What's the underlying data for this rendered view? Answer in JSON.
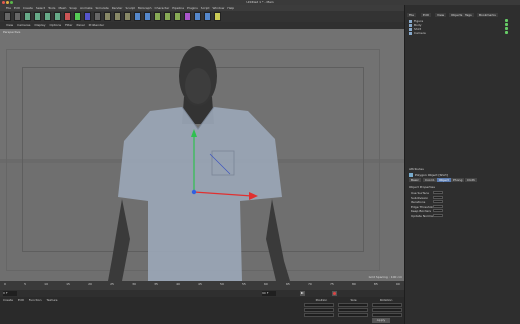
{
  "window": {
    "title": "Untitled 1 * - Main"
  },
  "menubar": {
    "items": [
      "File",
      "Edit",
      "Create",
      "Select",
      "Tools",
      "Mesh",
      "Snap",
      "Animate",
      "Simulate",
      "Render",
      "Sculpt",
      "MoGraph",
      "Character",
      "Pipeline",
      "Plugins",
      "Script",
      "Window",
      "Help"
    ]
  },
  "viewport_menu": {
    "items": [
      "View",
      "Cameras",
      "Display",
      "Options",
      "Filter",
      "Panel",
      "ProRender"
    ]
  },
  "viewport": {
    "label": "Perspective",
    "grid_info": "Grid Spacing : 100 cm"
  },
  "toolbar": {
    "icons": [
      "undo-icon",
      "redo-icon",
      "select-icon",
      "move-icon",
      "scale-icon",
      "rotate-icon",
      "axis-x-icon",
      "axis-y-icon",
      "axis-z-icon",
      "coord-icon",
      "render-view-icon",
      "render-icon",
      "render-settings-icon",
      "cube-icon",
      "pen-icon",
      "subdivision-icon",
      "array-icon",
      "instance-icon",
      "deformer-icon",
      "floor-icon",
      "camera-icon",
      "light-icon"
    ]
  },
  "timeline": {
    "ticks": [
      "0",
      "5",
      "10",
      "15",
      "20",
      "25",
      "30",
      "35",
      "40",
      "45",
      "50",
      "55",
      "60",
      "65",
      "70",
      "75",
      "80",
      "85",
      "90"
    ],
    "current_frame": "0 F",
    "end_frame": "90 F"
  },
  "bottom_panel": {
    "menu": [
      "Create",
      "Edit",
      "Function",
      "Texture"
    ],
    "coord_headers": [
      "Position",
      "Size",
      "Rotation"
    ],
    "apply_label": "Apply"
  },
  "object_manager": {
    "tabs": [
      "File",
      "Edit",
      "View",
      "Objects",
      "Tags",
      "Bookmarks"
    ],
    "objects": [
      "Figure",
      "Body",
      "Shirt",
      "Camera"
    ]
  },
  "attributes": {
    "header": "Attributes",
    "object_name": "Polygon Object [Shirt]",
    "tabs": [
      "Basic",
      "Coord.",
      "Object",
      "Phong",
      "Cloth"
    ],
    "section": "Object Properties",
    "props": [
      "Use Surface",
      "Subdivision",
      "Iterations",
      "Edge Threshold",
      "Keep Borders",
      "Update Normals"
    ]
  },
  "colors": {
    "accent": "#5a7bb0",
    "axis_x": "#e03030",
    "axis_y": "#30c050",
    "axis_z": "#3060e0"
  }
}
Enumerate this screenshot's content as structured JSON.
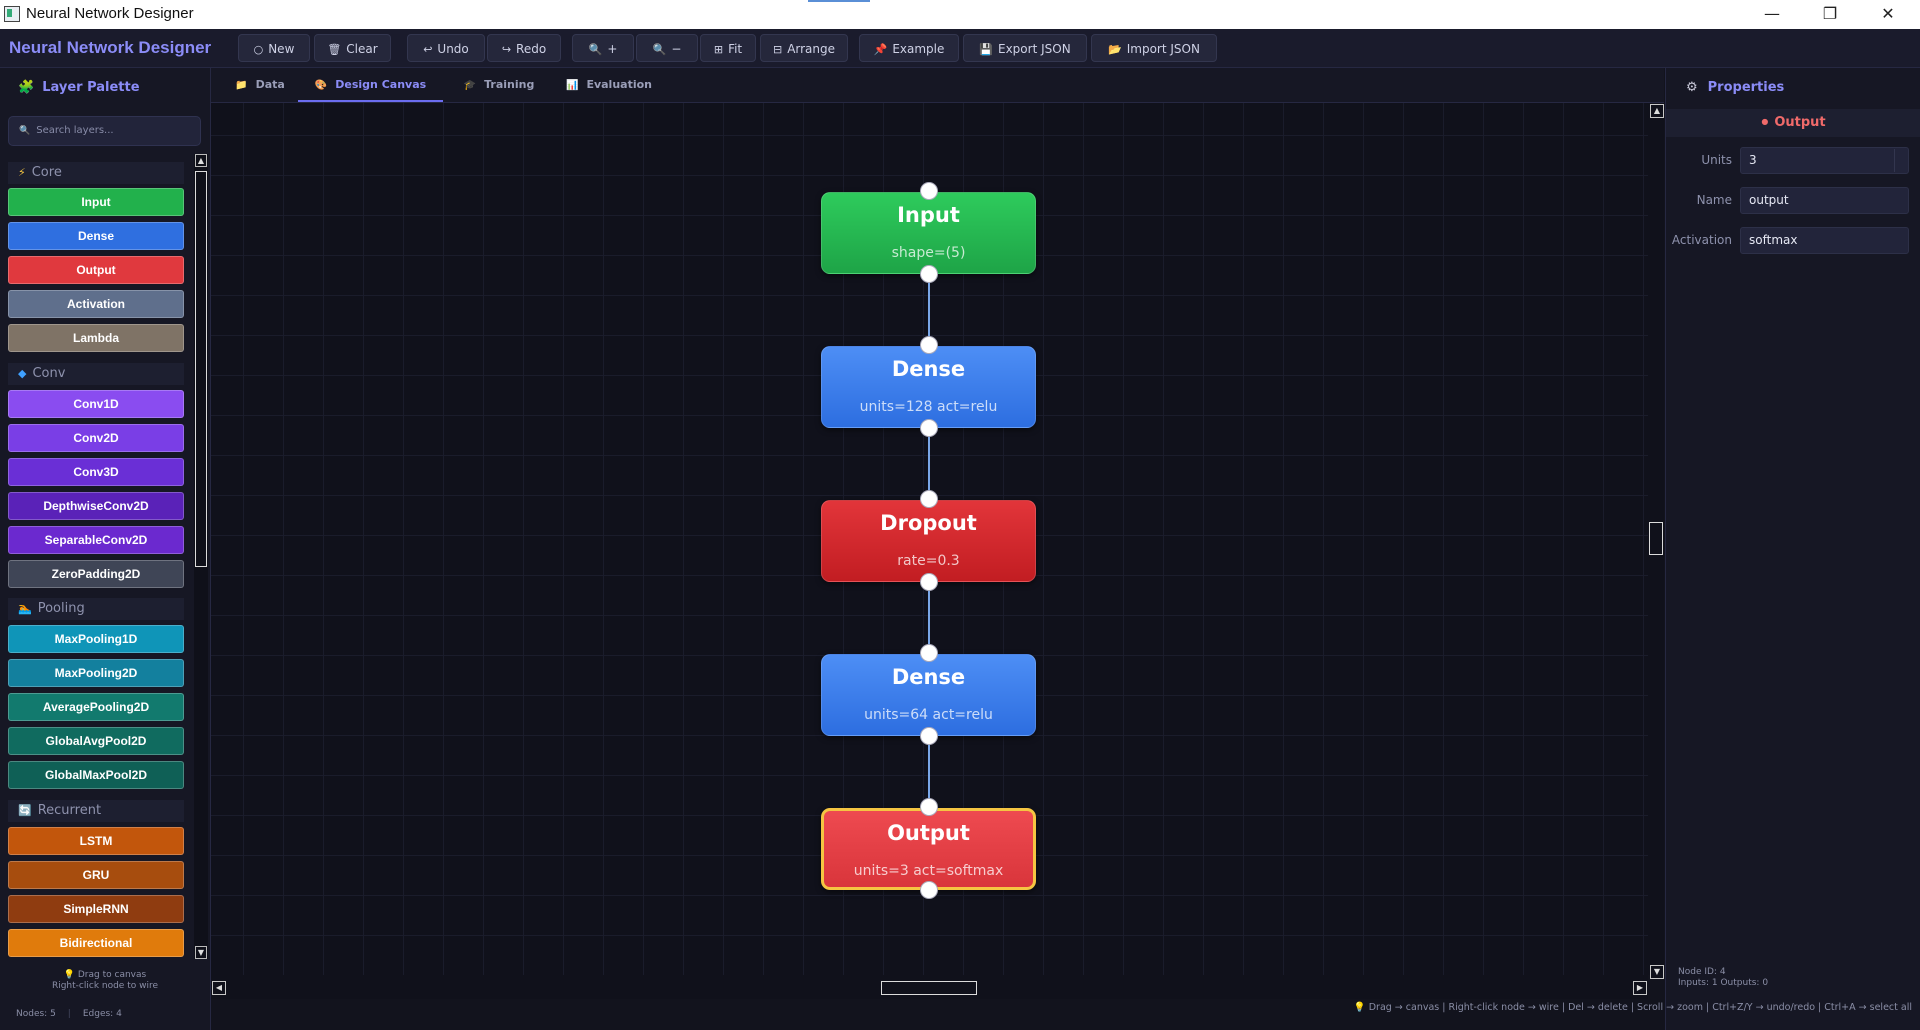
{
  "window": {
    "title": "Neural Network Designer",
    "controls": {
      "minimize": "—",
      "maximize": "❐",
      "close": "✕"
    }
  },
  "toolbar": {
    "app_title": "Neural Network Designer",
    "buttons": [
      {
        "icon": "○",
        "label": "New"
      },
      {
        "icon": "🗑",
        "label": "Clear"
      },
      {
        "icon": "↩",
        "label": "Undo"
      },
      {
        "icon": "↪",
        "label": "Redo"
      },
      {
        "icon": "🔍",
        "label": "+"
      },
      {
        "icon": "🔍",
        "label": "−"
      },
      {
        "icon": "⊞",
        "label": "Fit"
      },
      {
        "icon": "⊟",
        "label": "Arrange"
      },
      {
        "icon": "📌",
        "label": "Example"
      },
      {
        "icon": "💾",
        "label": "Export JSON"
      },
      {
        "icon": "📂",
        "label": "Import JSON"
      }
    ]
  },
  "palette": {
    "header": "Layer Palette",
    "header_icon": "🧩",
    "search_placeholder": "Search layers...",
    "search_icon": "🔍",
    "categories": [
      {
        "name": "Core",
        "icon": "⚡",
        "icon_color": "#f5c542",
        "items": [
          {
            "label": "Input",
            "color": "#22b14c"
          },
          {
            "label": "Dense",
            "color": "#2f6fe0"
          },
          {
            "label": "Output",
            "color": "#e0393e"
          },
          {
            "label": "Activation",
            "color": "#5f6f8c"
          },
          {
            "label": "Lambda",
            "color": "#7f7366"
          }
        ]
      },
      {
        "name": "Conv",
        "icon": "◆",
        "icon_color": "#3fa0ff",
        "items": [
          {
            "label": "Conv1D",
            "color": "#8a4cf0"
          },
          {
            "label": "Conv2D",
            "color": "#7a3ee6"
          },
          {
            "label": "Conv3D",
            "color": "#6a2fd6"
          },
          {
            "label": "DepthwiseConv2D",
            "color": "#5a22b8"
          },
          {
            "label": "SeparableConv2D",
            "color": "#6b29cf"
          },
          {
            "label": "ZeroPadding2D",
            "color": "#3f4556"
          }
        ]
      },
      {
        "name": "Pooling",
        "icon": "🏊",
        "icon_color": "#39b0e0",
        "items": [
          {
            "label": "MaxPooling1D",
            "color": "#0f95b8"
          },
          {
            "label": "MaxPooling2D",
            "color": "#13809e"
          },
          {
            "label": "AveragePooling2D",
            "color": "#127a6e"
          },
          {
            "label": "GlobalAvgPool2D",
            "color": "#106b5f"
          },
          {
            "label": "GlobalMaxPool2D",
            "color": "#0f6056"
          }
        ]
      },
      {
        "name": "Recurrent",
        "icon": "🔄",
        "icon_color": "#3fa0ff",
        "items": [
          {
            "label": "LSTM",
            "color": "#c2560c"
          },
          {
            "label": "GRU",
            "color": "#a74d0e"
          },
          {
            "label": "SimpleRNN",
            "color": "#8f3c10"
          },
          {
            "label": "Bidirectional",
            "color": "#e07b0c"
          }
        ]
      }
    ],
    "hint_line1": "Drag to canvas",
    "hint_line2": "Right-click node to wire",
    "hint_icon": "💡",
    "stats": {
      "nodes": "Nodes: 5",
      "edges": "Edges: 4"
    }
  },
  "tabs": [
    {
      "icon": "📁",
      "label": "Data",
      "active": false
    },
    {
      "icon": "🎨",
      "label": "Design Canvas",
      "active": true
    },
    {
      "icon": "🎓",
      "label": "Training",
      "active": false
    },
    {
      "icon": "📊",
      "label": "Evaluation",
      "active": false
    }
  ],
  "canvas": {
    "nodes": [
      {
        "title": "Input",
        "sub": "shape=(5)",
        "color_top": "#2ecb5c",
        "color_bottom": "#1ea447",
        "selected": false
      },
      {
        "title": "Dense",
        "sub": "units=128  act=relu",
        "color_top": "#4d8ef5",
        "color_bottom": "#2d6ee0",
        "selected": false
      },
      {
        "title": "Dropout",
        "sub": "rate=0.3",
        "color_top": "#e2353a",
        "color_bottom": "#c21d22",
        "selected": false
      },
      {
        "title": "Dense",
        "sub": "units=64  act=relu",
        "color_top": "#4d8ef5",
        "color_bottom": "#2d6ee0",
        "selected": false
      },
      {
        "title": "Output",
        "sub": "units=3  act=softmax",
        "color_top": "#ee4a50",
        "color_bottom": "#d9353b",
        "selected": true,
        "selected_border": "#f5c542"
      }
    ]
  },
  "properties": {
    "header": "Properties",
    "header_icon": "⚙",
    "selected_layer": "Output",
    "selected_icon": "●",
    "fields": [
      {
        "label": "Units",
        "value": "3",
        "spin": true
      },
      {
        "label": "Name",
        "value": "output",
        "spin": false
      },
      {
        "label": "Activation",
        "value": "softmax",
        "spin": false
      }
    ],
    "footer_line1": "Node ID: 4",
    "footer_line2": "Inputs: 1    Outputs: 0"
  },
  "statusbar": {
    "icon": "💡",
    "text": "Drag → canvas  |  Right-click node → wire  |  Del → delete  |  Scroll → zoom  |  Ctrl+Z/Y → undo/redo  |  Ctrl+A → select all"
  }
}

...

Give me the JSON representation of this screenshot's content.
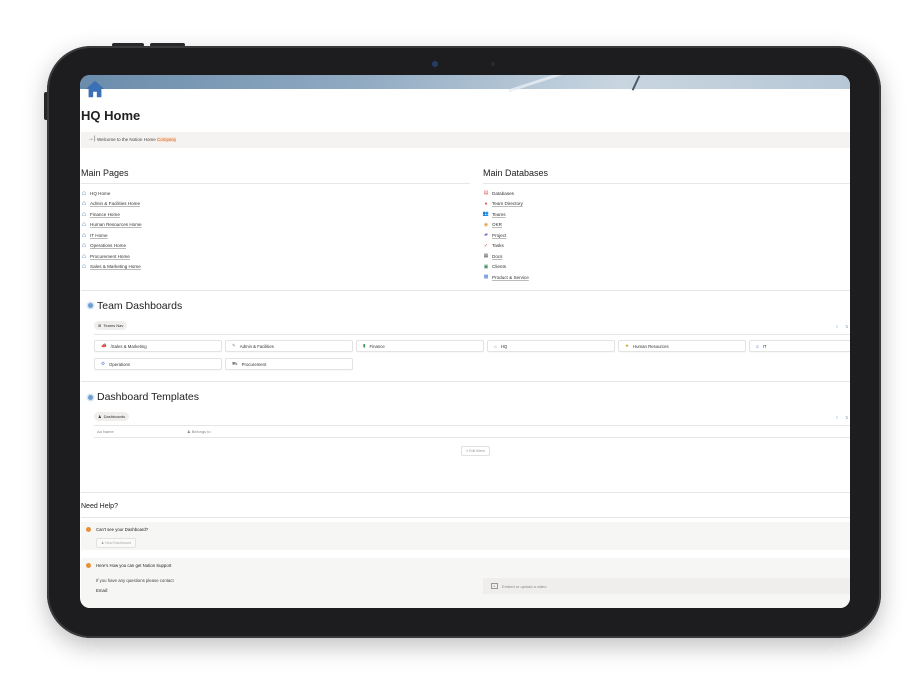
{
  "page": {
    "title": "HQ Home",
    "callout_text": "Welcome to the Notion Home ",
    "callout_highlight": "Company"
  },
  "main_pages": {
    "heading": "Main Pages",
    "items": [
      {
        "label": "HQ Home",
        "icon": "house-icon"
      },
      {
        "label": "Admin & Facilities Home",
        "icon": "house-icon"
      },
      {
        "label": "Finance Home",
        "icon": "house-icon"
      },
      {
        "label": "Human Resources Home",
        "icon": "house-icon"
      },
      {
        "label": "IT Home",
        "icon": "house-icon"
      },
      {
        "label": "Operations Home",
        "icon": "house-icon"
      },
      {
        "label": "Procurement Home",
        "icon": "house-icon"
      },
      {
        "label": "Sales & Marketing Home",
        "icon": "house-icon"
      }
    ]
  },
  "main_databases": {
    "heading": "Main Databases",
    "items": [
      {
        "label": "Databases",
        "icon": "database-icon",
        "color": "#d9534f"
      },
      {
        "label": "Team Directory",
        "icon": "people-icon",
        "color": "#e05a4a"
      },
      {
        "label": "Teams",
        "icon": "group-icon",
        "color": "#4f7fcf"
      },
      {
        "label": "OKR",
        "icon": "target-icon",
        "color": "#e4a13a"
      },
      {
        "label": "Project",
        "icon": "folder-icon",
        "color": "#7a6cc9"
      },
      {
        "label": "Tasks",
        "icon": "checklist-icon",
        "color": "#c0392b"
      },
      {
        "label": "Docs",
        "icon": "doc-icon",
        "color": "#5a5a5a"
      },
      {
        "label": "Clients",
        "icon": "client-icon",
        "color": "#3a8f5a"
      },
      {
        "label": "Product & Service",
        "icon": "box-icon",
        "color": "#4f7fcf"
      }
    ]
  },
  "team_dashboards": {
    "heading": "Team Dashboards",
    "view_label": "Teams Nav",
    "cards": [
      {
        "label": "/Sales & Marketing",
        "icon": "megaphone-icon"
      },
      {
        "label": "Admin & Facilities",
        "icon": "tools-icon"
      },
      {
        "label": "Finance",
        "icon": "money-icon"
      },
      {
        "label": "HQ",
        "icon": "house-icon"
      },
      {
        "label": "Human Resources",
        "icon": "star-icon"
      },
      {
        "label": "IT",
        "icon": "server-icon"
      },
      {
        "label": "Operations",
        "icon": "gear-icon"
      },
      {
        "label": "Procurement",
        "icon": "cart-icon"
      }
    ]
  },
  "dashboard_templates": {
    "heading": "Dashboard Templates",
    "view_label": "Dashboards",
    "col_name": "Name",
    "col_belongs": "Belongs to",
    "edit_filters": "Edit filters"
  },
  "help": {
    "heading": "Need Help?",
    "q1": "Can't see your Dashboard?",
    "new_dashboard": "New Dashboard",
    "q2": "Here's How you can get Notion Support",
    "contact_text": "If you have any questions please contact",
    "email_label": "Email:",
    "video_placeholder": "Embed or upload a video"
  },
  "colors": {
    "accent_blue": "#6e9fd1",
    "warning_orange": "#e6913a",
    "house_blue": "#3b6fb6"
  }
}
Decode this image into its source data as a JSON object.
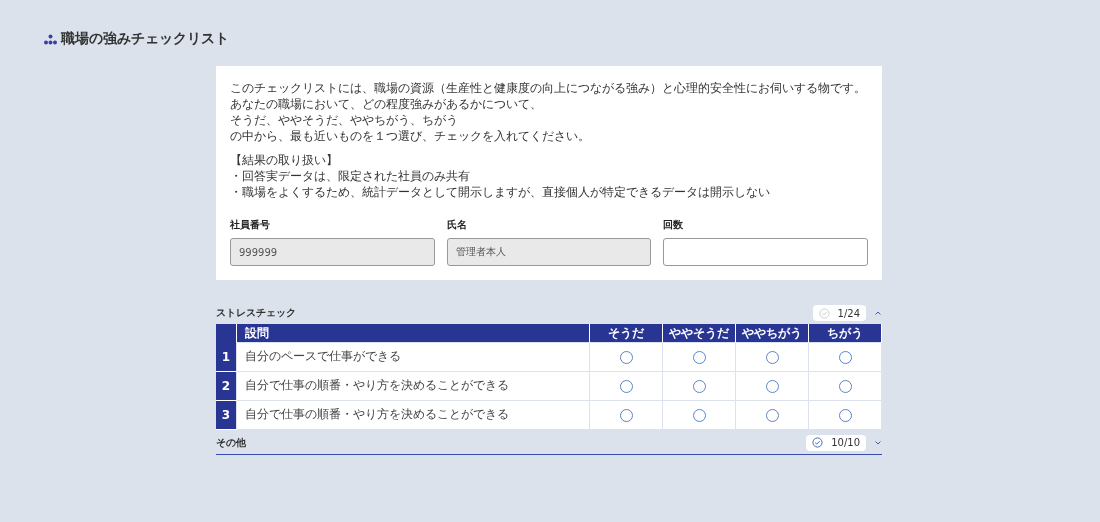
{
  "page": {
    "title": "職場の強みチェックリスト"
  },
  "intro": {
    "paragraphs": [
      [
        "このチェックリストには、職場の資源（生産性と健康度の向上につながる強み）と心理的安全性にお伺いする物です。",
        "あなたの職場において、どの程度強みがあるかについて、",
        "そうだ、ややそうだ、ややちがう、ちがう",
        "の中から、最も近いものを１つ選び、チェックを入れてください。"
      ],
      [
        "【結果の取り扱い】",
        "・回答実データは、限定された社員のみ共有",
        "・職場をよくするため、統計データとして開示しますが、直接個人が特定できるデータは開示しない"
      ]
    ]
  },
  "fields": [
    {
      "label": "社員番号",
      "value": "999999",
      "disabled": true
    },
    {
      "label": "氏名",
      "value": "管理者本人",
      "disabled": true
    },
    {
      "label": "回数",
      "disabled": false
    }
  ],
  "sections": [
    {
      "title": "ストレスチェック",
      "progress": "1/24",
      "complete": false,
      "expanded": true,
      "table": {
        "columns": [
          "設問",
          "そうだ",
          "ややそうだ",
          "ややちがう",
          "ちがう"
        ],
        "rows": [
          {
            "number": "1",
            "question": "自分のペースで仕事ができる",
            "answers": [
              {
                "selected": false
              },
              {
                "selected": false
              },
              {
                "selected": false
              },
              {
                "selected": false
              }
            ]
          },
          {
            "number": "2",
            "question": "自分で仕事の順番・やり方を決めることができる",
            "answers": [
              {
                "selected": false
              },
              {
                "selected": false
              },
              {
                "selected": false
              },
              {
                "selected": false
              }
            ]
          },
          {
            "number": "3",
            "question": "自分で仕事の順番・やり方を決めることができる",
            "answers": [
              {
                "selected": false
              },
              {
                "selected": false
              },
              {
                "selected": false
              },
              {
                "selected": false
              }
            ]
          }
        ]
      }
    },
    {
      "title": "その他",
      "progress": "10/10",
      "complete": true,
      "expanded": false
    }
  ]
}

==

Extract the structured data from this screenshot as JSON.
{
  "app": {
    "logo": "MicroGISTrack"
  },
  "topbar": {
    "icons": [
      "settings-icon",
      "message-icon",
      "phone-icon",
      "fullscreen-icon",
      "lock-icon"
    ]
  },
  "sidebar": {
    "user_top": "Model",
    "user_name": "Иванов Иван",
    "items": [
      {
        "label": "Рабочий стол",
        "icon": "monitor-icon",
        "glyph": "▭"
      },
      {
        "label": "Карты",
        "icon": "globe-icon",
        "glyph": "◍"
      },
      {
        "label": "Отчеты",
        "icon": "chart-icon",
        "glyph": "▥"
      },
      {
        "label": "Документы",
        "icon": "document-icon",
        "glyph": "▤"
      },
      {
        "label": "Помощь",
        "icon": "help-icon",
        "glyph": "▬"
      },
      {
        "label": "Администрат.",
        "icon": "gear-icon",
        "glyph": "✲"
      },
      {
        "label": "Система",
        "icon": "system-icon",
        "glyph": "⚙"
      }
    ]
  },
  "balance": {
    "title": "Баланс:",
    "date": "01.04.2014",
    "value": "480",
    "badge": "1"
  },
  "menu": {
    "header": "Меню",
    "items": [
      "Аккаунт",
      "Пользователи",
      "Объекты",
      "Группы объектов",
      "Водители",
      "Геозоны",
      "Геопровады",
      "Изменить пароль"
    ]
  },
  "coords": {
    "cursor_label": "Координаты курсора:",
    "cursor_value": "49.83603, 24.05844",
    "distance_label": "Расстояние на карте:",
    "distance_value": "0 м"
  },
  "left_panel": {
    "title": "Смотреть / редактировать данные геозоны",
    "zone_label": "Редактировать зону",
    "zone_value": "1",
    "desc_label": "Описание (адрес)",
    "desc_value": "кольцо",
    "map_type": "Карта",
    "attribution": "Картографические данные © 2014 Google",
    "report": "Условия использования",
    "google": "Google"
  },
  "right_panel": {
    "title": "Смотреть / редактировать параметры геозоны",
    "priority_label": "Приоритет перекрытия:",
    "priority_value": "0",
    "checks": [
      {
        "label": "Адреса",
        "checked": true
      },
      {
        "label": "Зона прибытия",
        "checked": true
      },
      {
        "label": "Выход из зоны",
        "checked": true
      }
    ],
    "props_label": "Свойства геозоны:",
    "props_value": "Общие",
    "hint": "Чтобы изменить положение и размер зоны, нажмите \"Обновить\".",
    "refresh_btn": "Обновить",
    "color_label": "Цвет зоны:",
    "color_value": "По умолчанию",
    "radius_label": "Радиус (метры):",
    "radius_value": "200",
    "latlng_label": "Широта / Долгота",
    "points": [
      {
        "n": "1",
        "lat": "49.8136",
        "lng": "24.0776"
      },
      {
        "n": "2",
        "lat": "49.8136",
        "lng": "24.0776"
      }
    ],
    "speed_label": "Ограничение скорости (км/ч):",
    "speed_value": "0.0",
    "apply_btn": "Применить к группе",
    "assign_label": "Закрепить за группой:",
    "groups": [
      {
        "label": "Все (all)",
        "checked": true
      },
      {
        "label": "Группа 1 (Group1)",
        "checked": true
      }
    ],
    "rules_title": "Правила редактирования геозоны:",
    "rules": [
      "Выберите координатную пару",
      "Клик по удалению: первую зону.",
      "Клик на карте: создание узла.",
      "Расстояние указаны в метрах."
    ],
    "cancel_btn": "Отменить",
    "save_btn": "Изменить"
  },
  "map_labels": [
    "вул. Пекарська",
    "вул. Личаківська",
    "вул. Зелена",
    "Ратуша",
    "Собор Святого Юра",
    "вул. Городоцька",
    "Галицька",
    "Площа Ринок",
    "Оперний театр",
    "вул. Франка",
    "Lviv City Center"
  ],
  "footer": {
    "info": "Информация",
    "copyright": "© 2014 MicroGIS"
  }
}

## WHAT THIS TASK INVOLVES:
Show each line in the entries that holds the string "click".

## WRITTEN REPLY:
    "hint_line2": "Right-click node to wire",
    "text": "Drag → canvas  |  Right-click node → wire  |  Del → delete  |  Scroll → zoom  |  Ctrl+Z/Y → undo/redo  |  Ctrl+A → select all"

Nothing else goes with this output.